_TASK PROMPT_. Output each line exactly as it appears, skipping any embedded picture.

_SUPPLIED INFORMATION_.
== == ==
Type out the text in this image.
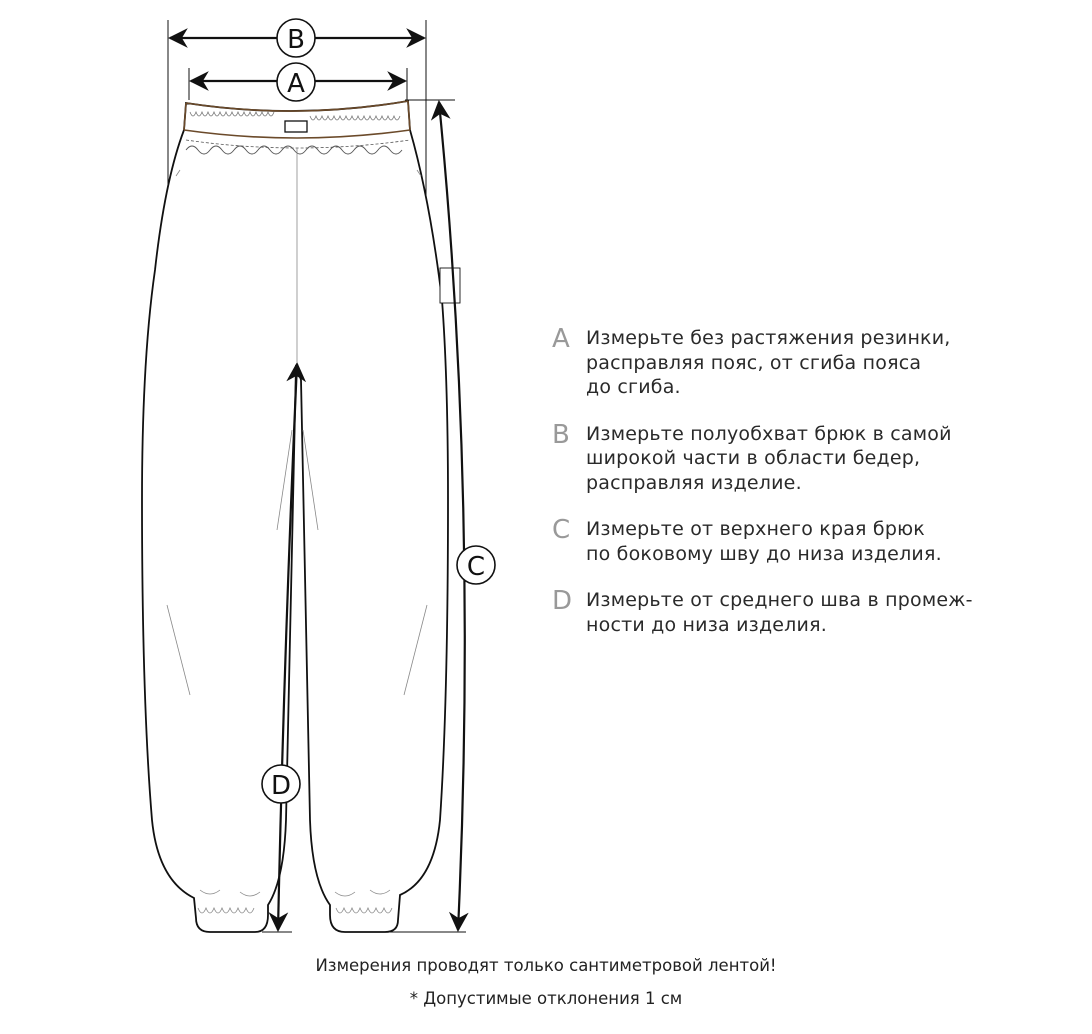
B
A
C
D
A Измерьте без растяжения резинки,
расправляя пояс, от сгиба пояса
до сгиба.
B Измерьте полуобхват брюк в самой
широкой части в области бедер,
расправляя изделие.
C Измерьте от верхнего края брюк
по боковому шву до низа изделия.
D Измерьте от среднего шва в промеж-
ности до низа изделия.
Измерения проводят только сантиметровой лентой!
* Допустимые отклонения 1 см
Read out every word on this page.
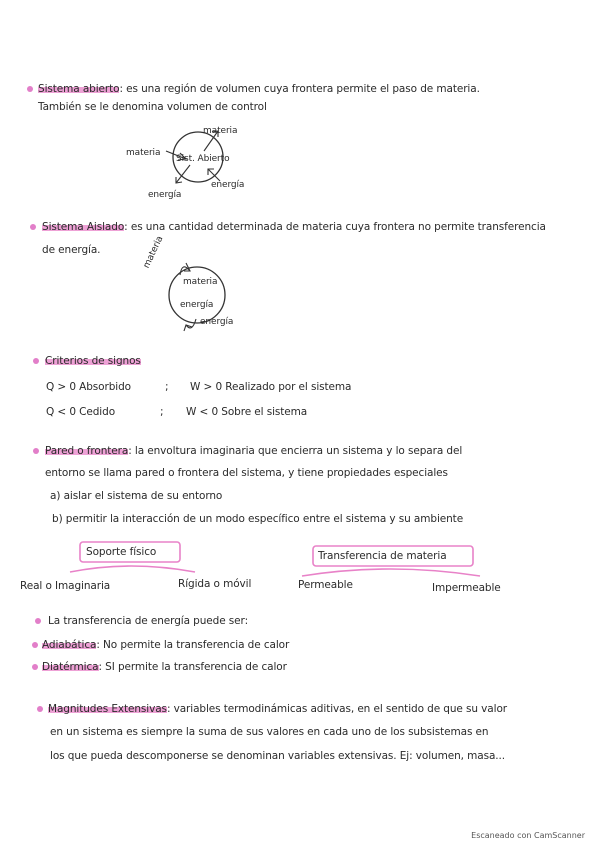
Sistema abierto: es una región de volumen cuya frontera permite el paso de materia.
También se le denomina volumen de control
Sist. Abierto
materia
materia
energía
energía
Sistema Aislado: es una cantidad determinada de materia cuya frontera no permite transferencia
de energía.	materia
materia
energía
energía
Criterios de signos
Q > 0 Absorbido	; W > 0 Realizado por el sistema
Q < 0 Cedido	; W < 0 Sobre el sistema
Pared o frontera: la envoltura imaginaria que encierra un sistema y lo separa del
entorno se llama pared o frontera del sistema, y tiene propiedades especiales
a) aislar el sistema de su entorno
b) permitir la interacción de un modo específico entre el sistema y su ambiente
Soporte físico	Transferencia de materia
Real o Imaginaria	Rígida o móvil	Permeable	Impermeable
La transferencia de energía puede ser:
Adiabática: No permite la transferencia de calor
Diatérmica: SI permite la transferencia de calor
Magnitudes Extensivas: variables termodinámicas aditivas, en el sentido de que su valor
en un sistema es siempre la suma de sus valores en cada uno de los subsistemas en
los que pueda descomponerse se denominan variables extensivas. Ej: volumen, masa...
Escaneado con CamScanner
== == ==
_RESPONSE_.
Type out the text in this image.
B
A
C
D
A Измерьте без растяжения резинки,
расправляя пояс, от сгиба пояса
до сгиба.
B Измерьте полуобхват брюк в самой
широкой части в области бедер,
расправляя изделие.
C Измерьте от верхнего края брюк
по боковому шву до низа изделия.
D Измерьте от среднего шва в промеж-
ности до низа изделия.
Измерения проводят только сантиметровой лентой!
* Допустимые отклонения 1 см
Read out every word on this page.
Sistema abierto: es una región de volumen cuya frontera permite el paso de materia.
También se le denomina volumen de control
Sist. Abierto
materia
materia
energía
energía
Sistema Aislado: es una cantidad determinada de materia cuya frontera no permite transferencia
de energía.	materia
materia
energía
energía
Criterios de signos
Q > 0 Absorbido	; W > 0 Realizado por el sistema
Q < 0 Cedido	; W < 0 Sobre el sistema
Pared o frontera: la envoltura imaginaria que encierra un sistema y lo separa del
entorno se llama pared o frontera del sistema, y tiene propiedades especiales
a) aislar el sistema de su entorno
b) permitir la interacción de un modo específico entre el sistema y su ambiente
Soporte físico	Transferencia de materia
Real o Imaginaria	Rígida o móvil	Permeable	Impermeable
La transferencia de energía puede ser:
Adiabática: No permite la transferencia de calor
Diatérmica: SI permite la transferencia de calor
Magnitudes Extensivas: variables termodinámicas aditivas, en el sentido de que su valor
en un sistema es siempre la suma de sus valores en cada uno de los subsistemas en
los que pueda descomponerse se denominan variables extensivas. Ej: volumen, masa...
Escaneado con CamScanner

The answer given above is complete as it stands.